- _Exercise instructions_
Transcribe every line of the listing below without any deviation.

(Stored data)
* Begin *

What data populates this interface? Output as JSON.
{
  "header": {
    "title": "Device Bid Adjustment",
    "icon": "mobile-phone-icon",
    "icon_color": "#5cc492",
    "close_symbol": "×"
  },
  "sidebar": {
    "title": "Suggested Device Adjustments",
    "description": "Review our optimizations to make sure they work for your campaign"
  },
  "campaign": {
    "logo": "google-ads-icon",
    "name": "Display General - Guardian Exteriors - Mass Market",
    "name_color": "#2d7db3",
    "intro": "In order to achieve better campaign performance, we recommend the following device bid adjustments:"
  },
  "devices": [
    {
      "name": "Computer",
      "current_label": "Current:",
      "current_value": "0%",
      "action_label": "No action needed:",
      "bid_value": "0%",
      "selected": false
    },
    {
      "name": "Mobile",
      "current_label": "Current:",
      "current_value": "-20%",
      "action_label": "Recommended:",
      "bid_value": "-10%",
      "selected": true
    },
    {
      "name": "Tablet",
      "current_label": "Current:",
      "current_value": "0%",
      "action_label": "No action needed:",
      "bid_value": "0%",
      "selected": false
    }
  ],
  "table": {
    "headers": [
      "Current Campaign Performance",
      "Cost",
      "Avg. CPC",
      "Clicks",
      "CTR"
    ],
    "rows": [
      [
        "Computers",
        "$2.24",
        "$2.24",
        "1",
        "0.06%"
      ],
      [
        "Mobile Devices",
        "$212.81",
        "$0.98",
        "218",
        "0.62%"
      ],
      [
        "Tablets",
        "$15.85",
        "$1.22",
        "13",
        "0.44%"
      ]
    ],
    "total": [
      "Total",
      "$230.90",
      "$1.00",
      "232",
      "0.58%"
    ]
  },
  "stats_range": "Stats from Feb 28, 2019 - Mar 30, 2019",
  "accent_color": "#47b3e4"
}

* End *

- _Finished task_
What data populates this interface? Output as JSON.
{
  "header": {
    "title": "Device Bid Adjustment",
    "icon": "mobile-phone-icon",
    "icon_color": "#5cc492",
    "close_symbol": "×"
  },
  "sidebar": {
    "title": "Suggested Device Adjustments",
    "description": "Review our optimizations to make sure they work for your campaign"
  },
  "campaign": {
    "logo": "google-ads-icon",
    "name": "Display General - Guardian Exteriors - Mass Market",
    "name_color": "#2d7db3",
    "intro": "In order to achieve better campaign performance, we recommend the following device bid adjustments:"
  },
  "devices": [
    {
      "name": "Computer",
      "current_label": "Current:",
      "current_value": "0%",
      "action_label": "No action needed:",
      "bid_value": "0%",
      "selected": false
    },
    {
      "name": "Mobile",
      "current_label": "Current:",
      "current_value": "-20%",
      "action_label": "Recommended:",
      "bid_value": "-10%",
      "selected": true
    },
    {
      "name": "Tablet",
      "current_label": "Current:",
      "current_value": "0%",
      "action_label": "No action needed:",
      "bid_value": "0%",
      "selected": false
    }
  ],
  "table": {
    "headers": [
      "Current Campaign Performance",
      "Cost",
      "Avg. CPC",
      "Clicks",
      "CTR"
    ],
    "rows": [
      [
        "Computers",
        "$2.24",
        "$2.24",
        "1",
        "0.06%"
      ],
      [
        "Mobile Devices",
        "$212.81",
        "$0.98",
        "218",
        "0.62%"
      ],
      [
        "Tablets",
        "$15.85",
        "$1.22",
        "13",
        "0.44%"
      ]
    ],
    "total": [
      "Total",
      "$230.90",
      "$1.00",
      "232",
      "0.58%"
    ]
  },
  "stats_range": "Stats from Feb 28, 2019 - Mar 30, 2019",
  "accent_color": "#47b3e4"
}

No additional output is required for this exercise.